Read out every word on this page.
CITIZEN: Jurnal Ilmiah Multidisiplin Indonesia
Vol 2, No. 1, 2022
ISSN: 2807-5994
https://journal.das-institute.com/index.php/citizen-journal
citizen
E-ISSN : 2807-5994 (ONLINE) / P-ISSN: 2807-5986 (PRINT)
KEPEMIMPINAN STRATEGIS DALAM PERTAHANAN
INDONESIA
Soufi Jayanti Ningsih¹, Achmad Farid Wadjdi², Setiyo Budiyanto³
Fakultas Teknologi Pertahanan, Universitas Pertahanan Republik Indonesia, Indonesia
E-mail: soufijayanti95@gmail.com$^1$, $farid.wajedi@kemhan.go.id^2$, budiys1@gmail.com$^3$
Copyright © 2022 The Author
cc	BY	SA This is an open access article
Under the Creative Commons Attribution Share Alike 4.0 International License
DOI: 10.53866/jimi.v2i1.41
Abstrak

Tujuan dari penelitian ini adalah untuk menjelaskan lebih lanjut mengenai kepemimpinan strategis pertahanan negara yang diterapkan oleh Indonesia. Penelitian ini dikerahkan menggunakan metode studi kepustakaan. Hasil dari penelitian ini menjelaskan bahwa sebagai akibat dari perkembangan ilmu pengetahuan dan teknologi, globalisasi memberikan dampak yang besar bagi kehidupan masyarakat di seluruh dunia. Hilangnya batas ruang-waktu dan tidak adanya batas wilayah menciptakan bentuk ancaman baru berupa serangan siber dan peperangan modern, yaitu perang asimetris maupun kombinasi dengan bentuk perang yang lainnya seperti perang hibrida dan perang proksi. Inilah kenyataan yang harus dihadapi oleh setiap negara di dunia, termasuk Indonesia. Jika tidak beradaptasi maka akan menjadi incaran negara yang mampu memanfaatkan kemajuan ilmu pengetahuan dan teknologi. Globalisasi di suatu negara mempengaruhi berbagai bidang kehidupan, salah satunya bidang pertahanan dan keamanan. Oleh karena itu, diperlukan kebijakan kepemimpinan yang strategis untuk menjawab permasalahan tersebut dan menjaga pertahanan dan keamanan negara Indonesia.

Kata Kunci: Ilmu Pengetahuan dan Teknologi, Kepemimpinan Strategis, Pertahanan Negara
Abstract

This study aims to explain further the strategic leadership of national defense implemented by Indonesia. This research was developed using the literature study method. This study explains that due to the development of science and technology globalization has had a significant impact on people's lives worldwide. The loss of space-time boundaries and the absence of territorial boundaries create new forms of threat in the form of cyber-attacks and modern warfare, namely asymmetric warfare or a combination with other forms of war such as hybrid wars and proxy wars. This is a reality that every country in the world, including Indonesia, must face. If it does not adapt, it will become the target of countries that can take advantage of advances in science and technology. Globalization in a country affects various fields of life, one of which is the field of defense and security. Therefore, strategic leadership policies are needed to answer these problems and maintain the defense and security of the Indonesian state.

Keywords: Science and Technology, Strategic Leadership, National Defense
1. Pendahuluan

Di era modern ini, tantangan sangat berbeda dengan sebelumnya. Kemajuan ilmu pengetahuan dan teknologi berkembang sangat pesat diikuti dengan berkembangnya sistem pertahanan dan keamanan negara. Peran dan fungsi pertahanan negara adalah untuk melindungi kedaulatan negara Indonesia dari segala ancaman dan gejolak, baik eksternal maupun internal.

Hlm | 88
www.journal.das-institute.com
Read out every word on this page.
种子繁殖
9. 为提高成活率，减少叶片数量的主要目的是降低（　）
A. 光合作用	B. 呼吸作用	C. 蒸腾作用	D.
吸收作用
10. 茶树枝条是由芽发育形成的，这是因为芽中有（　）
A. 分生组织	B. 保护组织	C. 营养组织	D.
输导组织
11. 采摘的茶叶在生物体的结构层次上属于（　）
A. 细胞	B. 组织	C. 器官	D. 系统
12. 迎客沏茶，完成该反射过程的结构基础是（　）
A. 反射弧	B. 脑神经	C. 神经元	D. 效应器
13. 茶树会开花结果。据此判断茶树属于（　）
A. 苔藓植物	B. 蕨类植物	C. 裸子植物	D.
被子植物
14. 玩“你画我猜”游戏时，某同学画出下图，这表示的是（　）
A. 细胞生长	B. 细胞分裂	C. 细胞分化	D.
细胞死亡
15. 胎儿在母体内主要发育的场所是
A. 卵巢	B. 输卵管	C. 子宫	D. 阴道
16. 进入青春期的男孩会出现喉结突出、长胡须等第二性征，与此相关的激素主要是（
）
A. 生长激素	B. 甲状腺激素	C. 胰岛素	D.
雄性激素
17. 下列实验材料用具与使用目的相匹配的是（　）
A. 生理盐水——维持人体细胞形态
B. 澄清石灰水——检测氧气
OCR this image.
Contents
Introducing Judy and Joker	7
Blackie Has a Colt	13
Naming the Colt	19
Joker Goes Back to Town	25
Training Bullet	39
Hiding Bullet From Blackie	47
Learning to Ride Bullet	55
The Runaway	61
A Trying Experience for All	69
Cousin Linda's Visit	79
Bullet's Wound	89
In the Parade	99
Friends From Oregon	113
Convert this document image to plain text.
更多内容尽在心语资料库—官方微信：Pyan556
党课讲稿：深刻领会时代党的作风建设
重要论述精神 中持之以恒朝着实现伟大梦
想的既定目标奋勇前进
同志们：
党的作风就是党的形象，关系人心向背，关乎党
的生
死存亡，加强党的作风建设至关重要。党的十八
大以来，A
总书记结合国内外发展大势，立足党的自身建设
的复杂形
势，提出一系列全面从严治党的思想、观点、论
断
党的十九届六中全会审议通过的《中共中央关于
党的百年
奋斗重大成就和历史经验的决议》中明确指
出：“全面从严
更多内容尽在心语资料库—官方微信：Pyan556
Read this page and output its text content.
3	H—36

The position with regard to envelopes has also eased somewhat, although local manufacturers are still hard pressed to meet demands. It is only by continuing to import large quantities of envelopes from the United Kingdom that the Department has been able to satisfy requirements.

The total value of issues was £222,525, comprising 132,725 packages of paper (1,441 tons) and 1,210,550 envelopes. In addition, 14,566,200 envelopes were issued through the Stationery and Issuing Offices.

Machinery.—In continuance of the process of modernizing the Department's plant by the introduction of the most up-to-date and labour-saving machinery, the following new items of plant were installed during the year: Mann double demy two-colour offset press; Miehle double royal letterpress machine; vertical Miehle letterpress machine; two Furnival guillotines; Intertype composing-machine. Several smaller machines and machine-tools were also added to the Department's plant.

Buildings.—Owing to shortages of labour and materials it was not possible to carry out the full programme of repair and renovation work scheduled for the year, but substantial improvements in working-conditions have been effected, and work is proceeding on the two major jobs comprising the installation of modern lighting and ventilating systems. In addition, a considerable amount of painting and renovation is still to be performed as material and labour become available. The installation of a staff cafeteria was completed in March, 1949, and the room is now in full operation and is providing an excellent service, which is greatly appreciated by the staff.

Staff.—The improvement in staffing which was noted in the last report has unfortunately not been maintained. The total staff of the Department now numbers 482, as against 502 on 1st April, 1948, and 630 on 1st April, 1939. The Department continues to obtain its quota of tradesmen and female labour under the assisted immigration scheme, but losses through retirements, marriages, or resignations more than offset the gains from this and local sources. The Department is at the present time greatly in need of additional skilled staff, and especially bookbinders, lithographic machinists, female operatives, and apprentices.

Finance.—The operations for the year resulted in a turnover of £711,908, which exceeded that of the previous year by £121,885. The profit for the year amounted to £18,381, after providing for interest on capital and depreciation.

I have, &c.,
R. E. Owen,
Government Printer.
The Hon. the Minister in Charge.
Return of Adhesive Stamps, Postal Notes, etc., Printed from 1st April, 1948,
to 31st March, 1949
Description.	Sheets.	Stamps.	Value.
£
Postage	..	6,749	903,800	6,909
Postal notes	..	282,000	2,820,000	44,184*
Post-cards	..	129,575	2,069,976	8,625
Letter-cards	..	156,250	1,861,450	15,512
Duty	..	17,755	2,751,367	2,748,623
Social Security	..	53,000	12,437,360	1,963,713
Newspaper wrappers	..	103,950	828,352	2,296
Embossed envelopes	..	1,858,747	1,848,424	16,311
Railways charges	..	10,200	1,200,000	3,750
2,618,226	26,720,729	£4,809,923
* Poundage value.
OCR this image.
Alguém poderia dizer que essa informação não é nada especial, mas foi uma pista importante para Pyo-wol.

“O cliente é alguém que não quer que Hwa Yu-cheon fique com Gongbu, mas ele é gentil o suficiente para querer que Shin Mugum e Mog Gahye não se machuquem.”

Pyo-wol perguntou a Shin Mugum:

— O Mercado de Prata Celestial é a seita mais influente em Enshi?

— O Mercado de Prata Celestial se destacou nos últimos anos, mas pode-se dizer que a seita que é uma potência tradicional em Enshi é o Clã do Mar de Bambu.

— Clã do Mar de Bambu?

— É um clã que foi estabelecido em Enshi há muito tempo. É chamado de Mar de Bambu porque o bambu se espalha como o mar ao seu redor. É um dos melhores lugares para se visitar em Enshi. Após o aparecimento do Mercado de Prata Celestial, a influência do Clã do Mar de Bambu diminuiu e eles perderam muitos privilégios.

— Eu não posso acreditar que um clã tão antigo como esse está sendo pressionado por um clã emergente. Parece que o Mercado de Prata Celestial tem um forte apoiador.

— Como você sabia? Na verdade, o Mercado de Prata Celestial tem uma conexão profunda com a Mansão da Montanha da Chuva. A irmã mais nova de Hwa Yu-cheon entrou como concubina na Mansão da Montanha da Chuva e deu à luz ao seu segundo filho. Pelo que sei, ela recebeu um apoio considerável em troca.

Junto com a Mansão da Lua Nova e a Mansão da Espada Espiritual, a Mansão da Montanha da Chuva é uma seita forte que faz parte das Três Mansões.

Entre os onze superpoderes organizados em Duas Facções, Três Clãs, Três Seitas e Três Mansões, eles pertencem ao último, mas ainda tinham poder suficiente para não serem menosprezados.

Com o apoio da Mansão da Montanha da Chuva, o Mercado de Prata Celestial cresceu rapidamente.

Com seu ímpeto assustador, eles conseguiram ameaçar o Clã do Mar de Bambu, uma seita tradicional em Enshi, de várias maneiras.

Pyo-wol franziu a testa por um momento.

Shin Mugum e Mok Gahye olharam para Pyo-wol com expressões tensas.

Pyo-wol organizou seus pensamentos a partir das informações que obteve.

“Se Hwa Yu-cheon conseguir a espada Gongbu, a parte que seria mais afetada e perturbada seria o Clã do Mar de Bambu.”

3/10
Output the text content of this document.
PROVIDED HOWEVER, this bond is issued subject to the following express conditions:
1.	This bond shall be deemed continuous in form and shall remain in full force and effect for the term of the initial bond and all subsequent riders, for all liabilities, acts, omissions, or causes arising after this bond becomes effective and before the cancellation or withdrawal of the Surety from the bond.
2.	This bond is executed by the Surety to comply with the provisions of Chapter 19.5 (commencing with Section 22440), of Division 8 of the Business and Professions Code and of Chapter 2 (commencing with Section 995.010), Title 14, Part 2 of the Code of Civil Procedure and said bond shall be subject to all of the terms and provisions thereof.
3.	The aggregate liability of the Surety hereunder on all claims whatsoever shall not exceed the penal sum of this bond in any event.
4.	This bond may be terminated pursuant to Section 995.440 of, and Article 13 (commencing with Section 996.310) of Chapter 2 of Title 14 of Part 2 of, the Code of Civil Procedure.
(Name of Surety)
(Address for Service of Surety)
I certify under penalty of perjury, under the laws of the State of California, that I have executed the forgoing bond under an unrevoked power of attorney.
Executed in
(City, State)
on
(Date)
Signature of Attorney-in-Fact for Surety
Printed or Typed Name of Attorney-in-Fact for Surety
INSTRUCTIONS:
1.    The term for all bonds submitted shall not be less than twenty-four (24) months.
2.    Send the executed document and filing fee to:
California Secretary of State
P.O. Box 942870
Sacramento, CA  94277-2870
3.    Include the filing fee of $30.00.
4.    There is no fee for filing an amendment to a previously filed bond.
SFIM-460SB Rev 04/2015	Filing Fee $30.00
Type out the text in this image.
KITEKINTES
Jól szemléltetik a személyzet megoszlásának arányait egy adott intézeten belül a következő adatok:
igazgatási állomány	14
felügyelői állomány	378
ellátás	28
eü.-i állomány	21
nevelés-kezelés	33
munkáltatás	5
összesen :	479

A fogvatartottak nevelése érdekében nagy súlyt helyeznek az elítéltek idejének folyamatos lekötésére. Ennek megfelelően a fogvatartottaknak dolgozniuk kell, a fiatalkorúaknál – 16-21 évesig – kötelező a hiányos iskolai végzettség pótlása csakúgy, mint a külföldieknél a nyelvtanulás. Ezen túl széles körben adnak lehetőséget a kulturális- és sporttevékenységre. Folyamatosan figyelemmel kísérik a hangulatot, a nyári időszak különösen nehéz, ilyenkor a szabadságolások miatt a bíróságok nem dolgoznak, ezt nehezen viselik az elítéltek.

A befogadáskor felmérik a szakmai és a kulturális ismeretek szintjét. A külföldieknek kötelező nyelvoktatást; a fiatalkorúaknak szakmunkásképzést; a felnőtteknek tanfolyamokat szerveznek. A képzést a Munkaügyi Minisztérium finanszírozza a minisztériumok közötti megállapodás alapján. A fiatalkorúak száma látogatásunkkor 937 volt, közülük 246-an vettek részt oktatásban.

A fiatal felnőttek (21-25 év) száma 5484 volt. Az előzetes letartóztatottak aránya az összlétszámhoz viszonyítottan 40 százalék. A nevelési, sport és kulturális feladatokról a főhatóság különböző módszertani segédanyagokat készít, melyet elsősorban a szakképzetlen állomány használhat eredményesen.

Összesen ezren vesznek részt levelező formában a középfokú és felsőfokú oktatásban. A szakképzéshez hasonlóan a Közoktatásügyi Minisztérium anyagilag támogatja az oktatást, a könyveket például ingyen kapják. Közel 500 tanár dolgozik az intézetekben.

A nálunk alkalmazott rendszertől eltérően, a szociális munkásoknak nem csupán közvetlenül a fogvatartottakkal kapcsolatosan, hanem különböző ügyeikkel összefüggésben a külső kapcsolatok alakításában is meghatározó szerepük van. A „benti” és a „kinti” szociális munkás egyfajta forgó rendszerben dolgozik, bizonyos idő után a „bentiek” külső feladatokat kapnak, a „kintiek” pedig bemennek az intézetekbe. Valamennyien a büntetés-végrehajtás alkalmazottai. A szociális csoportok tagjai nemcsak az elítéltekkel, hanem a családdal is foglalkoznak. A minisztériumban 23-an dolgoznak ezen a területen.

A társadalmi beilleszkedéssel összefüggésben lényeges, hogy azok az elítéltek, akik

··········

## Task statement
Determine the number of lines containing "journal". Write only that number.

## Expected answer
2